_EXTRACTED RECORDS_:
[START]

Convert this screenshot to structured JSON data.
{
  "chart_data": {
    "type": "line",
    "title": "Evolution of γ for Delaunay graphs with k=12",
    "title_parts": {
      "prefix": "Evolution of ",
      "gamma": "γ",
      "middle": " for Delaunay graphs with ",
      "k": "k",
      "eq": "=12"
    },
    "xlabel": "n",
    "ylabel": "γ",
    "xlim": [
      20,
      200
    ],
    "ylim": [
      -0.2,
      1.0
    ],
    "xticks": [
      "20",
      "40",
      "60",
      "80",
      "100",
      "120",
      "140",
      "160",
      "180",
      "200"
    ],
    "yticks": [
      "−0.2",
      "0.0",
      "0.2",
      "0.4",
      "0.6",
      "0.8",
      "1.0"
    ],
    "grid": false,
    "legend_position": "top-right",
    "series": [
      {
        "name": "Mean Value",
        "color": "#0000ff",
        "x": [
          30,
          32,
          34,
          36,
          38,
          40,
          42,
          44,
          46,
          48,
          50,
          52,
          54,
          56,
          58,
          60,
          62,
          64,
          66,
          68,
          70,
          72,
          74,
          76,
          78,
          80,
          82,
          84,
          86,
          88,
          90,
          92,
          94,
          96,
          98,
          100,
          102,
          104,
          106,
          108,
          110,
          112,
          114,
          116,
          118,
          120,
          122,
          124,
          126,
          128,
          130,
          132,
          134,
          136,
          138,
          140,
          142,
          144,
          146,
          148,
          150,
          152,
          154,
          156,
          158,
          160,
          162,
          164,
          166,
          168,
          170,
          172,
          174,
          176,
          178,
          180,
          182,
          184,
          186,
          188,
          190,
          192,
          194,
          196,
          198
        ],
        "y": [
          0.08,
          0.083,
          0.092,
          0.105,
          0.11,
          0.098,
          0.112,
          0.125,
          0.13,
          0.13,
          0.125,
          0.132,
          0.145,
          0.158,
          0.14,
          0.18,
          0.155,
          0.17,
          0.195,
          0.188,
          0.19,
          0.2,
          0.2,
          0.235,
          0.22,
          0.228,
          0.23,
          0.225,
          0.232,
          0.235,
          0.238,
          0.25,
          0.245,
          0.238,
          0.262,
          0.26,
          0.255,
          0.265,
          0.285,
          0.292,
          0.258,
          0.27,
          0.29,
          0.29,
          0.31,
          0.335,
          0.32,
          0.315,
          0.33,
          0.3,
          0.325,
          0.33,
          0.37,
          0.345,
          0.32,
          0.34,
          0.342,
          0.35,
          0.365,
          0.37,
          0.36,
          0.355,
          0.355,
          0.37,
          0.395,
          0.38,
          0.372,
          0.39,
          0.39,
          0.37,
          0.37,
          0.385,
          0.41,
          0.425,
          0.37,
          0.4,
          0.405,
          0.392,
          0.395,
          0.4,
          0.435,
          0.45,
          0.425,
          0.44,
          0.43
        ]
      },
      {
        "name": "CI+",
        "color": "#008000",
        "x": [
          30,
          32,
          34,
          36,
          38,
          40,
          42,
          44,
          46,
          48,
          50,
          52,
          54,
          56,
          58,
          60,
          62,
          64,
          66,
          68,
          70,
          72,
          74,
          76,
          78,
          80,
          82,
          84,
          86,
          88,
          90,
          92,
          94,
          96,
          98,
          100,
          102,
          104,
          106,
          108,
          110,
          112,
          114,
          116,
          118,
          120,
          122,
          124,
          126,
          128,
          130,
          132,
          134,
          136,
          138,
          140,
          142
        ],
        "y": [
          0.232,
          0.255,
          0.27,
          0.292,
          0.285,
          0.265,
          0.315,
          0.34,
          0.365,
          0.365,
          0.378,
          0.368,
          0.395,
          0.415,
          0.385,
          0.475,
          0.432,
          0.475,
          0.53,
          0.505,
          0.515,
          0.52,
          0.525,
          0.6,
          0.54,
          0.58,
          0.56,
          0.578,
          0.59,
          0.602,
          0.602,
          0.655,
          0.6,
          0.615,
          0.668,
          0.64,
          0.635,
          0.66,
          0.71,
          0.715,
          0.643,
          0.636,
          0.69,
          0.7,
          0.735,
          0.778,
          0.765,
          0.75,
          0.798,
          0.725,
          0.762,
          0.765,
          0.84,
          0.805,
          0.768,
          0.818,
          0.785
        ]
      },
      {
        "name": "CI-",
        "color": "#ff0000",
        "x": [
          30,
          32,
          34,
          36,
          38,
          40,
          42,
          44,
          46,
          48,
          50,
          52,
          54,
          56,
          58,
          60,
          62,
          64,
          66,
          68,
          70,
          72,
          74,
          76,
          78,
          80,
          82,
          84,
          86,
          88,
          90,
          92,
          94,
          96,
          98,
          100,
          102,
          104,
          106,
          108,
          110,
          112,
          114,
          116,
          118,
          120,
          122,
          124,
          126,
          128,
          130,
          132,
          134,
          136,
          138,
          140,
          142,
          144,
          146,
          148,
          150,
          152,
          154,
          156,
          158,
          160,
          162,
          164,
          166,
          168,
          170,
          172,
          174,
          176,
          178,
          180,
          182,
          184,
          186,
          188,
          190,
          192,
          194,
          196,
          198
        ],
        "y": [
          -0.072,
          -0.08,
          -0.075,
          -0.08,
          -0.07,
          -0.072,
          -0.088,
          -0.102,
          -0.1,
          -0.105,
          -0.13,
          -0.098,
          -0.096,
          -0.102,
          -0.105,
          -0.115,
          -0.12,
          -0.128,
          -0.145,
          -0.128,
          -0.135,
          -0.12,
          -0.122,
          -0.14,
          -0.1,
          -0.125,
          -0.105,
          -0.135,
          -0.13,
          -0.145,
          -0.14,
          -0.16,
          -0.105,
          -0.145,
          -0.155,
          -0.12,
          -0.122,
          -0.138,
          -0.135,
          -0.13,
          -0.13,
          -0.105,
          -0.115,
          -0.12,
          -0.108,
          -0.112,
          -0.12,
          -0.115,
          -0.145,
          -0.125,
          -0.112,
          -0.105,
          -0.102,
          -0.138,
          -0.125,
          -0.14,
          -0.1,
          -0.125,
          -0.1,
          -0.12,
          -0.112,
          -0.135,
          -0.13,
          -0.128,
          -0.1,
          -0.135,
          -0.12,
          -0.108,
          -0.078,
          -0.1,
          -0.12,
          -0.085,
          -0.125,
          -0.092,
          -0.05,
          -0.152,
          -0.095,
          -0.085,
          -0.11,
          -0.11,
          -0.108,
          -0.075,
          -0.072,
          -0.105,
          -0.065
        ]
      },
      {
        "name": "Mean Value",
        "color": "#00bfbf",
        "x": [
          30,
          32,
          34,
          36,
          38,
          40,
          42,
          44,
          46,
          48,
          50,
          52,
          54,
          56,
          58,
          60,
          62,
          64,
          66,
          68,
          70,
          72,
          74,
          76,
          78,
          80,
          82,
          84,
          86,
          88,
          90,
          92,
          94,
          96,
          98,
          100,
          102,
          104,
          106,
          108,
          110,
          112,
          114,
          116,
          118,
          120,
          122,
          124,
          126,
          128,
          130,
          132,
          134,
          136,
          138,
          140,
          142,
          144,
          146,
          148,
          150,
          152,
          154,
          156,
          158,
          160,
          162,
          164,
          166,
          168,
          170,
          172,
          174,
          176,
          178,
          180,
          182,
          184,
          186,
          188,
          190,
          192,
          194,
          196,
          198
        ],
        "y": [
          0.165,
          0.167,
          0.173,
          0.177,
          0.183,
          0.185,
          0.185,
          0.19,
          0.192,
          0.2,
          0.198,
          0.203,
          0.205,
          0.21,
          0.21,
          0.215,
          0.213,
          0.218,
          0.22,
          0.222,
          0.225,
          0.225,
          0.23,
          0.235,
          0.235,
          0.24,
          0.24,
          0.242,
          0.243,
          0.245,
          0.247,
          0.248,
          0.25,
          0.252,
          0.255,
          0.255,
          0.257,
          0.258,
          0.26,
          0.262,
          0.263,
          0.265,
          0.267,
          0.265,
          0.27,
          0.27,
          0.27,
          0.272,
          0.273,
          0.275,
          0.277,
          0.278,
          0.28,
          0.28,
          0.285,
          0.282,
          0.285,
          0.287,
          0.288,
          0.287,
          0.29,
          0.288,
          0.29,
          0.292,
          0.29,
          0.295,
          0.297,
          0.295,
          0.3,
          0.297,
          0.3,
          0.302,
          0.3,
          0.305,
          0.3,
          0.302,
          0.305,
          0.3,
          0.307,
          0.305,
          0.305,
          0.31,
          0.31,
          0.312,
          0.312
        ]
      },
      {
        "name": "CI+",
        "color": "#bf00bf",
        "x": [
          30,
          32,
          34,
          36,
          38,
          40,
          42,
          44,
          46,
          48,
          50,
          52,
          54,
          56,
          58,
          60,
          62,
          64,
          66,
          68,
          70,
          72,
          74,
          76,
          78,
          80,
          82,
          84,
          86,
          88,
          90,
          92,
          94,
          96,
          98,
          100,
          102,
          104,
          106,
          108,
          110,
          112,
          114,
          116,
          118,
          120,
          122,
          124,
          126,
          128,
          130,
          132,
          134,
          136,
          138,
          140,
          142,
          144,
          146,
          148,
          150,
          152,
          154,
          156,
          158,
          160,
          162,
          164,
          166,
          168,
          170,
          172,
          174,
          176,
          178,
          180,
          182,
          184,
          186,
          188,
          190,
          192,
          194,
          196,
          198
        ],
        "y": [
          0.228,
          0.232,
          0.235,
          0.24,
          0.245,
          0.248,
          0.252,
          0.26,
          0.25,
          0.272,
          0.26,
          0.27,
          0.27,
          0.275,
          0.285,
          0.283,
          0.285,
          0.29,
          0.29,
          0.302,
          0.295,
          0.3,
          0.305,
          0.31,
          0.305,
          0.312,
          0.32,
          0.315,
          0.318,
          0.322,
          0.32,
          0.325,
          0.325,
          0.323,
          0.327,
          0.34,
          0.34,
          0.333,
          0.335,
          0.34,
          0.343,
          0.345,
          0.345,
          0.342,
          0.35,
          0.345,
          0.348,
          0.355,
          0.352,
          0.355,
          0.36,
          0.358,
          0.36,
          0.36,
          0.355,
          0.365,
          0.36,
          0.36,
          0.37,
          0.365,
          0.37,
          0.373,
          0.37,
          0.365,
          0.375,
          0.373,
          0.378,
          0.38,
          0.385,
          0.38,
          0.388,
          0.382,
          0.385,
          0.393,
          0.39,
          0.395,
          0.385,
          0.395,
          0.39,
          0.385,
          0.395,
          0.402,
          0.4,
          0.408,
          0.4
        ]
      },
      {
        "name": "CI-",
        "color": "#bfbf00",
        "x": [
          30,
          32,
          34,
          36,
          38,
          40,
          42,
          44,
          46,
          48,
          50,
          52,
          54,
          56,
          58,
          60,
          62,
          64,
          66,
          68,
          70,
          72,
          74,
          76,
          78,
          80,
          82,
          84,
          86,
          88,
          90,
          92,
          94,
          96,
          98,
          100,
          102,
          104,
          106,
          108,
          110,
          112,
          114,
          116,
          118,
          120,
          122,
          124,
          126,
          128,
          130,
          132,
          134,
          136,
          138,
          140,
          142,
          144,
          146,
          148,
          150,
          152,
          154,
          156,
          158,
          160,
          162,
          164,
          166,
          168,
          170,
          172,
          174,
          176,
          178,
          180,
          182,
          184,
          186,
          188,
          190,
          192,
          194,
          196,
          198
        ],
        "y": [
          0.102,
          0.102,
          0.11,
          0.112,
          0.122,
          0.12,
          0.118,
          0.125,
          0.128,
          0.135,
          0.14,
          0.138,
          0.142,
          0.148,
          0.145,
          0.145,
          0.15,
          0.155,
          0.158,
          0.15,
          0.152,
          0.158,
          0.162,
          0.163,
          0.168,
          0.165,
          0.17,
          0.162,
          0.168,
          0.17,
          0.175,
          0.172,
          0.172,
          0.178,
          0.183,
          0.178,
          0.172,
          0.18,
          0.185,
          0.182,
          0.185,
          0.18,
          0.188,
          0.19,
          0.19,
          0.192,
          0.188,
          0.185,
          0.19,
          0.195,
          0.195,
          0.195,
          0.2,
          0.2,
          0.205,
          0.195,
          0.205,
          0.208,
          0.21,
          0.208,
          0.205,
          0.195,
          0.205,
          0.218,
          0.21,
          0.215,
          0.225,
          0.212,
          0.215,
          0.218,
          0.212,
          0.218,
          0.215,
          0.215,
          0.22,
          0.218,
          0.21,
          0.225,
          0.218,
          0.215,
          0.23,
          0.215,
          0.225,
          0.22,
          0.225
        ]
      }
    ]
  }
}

[END]
[START]

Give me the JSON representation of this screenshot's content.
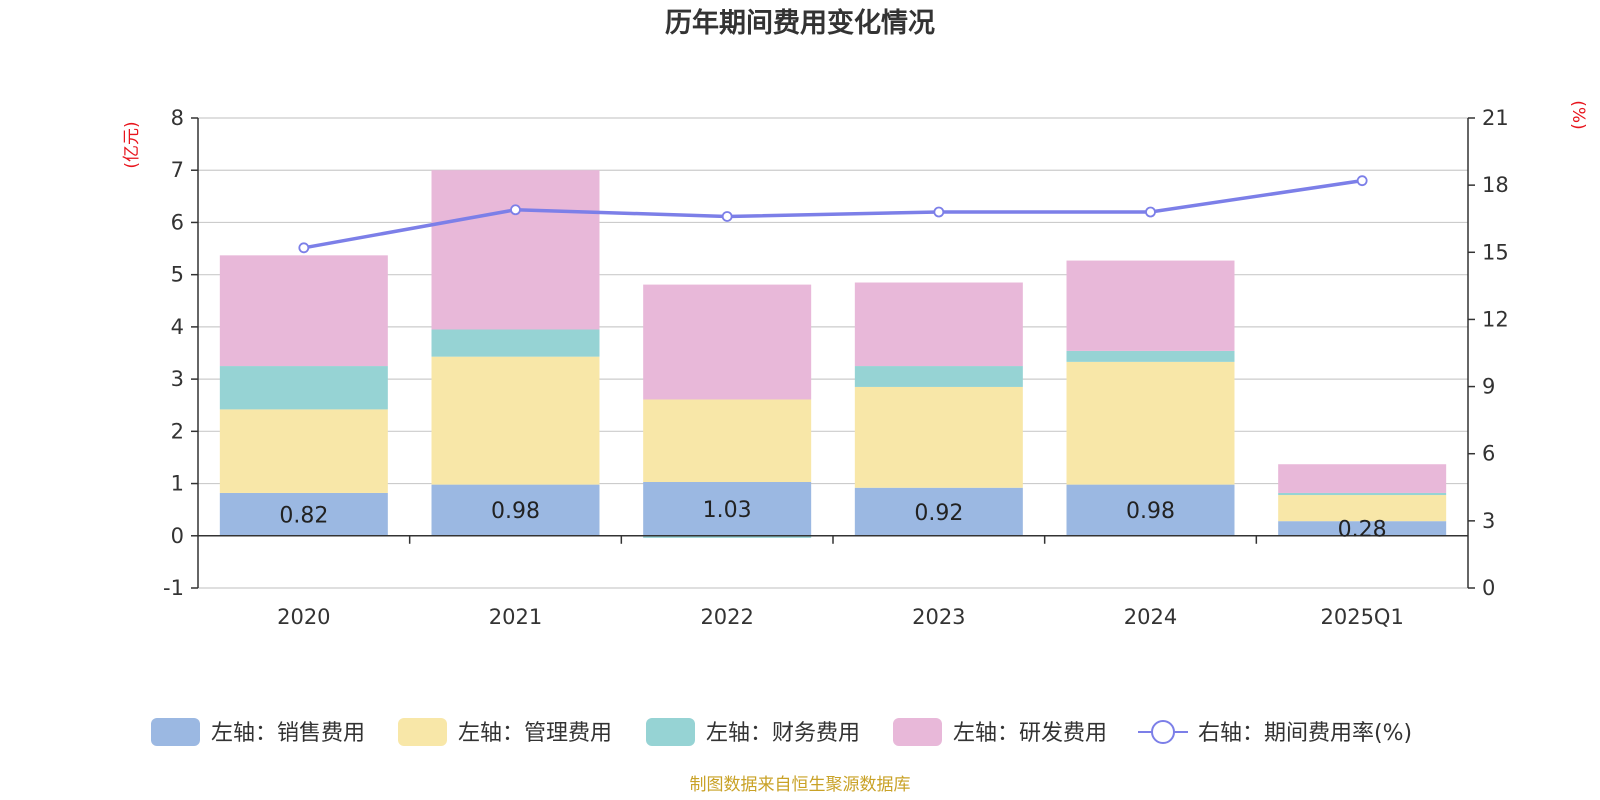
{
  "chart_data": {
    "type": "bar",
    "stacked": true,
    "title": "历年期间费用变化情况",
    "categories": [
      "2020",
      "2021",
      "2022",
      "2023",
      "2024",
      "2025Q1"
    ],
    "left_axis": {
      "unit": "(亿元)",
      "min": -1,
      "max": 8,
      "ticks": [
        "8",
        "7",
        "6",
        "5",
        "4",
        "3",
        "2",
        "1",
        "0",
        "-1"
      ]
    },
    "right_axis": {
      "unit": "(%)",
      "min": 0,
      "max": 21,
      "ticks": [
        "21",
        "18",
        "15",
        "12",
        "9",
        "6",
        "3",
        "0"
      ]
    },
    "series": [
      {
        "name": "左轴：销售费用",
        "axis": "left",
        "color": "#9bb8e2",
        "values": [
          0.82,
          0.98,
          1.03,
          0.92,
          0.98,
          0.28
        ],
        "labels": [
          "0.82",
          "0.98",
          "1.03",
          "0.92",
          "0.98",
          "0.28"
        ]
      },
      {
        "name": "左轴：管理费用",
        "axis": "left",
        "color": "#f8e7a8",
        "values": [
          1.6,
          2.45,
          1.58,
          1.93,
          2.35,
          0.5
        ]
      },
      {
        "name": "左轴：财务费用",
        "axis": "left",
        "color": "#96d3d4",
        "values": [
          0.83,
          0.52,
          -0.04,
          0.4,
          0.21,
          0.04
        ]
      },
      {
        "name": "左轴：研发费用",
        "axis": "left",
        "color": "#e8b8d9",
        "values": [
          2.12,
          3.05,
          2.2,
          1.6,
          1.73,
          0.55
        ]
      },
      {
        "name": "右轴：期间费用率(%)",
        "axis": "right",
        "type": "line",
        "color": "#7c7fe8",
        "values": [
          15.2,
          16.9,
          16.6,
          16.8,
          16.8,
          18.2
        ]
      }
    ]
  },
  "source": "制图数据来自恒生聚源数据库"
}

[END]

_THE EXERCISE_:
Looking at the records above, say how many lines hold the string "Delaunay". Write nothing but the number.

_ANSWER FOR THIS EXERCISE_:
2